*Exercise directions*. Your task is to copy every line of the entries that contains "visible".

○ ○ ○ ○ ○ ○ ○

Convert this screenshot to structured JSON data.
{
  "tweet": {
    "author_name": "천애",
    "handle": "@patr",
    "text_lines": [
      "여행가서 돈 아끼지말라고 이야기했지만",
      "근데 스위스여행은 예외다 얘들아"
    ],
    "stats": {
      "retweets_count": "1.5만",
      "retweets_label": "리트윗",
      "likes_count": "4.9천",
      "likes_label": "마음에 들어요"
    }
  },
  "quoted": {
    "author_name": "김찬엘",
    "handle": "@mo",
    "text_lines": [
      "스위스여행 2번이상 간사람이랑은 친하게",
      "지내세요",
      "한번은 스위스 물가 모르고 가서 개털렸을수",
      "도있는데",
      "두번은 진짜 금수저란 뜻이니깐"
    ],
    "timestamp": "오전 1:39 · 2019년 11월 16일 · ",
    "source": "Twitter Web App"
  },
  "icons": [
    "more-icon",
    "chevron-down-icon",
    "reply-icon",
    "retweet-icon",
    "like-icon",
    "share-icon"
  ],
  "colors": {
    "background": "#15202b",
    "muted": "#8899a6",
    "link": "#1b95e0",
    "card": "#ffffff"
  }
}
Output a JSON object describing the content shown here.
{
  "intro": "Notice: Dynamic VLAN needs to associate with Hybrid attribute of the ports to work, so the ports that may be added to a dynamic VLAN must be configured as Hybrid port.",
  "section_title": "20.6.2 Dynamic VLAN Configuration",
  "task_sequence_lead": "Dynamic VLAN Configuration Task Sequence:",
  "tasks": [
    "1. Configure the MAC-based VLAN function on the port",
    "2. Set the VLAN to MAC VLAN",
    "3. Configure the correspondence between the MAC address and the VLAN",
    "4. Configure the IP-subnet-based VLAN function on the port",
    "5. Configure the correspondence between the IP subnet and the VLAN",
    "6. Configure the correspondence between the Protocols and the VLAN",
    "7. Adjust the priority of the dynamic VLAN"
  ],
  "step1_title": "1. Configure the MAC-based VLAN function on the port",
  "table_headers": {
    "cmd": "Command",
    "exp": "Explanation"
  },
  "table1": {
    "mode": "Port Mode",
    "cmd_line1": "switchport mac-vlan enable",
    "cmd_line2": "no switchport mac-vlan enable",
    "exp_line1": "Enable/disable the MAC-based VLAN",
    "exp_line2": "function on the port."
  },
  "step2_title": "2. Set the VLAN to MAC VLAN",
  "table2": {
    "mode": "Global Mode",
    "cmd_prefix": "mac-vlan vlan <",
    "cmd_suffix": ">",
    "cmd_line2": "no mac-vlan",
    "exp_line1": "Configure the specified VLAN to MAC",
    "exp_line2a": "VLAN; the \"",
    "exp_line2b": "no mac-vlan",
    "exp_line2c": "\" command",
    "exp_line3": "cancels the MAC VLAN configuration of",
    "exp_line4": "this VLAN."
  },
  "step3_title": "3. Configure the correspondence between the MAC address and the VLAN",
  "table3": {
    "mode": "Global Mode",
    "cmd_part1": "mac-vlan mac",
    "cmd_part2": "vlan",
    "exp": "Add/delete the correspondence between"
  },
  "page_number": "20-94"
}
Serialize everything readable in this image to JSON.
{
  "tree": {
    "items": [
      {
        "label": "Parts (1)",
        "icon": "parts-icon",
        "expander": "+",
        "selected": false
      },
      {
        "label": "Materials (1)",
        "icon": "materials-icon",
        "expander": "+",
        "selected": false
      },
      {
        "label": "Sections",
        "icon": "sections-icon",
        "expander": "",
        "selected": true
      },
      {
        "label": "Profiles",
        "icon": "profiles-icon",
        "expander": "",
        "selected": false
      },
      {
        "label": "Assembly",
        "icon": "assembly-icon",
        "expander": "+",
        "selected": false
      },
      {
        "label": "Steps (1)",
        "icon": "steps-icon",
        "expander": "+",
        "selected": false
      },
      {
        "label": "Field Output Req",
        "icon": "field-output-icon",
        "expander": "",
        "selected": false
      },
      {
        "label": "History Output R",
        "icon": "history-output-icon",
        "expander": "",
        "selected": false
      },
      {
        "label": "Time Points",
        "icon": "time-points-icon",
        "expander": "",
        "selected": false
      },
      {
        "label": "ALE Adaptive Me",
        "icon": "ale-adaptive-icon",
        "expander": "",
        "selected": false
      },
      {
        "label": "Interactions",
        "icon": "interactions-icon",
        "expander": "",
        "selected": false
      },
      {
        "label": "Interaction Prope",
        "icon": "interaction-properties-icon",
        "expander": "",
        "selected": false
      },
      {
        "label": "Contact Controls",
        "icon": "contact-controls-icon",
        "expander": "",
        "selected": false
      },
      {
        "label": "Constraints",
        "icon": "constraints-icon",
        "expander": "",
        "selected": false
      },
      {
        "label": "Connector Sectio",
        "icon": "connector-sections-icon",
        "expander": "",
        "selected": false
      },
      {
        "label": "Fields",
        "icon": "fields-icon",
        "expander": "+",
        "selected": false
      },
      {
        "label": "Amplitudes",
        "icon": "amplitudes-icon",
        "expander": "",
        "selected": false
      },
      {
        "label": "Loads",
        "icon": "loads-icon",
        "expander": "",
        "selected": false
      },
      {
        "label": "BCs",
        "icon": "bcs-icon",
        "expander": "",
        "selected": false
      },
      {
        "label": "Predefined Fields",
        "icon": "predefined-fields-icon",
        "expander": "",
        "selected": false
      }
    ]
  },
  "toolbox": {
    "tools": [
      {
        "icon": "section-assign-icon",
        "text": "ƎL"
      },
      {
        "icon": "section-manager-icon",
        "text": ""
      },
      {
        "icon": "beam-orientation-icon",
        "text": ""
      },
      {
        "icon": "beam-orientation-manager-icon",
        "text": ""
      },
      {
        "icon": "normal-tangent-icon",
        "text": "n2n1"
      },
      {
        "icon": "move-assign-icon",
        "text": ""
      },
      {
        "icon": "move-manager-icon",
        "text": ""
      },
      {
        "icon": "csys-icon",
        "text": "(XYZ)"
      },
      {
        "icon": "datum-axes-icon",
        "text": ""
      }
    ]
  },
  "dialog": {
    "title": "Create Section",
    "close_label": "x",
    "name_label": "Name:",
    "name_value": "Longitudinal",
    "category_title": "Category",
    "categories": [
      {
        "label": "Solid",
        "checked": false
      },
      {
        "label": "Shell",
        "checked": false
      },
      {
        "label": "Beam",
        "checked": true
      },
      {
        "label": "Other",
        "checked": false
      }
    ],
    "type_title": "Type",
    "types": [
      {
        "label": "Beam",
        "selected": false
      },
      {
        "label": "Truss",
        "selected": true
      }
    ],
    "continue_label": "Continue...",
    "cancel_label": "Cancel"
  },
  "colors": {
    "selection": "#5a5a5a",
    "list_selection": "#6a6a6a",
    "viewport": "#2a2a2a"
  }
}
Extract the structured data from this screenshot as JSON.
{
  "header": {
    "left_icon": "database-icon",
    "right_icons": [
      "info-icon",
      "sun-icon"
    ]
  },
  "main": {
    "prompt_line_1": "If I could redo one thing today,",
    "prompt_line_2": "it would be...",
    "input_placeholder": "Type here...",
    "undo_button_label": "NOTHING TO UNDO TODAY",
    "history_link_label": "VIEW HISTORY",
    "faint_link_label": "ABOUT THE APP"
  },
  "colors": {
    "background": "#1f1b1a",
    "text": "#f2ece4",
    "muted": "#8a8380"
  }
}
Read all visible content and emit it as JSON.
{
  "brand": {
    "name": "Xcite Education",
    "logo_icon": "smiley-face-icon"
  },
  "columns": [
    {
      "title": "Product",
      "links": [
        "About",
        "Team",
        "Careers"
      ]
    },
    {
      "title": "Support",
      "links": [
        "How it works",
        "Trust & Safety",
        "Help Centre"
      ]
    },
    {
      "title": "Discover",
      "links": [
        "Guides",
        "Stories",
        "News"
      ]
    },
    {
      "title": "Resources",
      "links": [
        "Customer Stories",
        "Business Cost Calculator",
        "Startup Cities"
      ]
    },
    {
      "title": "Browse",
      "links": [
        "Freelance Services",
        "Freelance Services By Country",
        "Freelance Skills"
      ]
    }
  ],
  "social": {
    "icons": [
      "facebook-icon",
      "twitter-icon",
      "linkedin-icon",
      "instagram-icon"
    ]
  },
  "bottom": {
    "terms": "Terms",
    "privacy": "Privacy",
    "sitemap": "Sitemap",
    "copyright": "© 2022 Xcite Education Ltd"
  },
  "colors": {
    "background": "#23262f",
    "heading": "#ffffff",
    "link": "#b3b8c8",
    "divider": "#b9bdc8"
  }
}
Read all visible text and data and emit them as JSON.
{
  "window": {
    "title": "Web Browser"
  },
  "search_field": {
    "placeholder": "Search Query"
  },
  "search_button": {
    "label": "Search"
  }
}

○ ○ ○ ○ ○ ○ ○

*Response*.
Read all visible content and emit it as JSON.
Read all visible text and data and emit them as JSON.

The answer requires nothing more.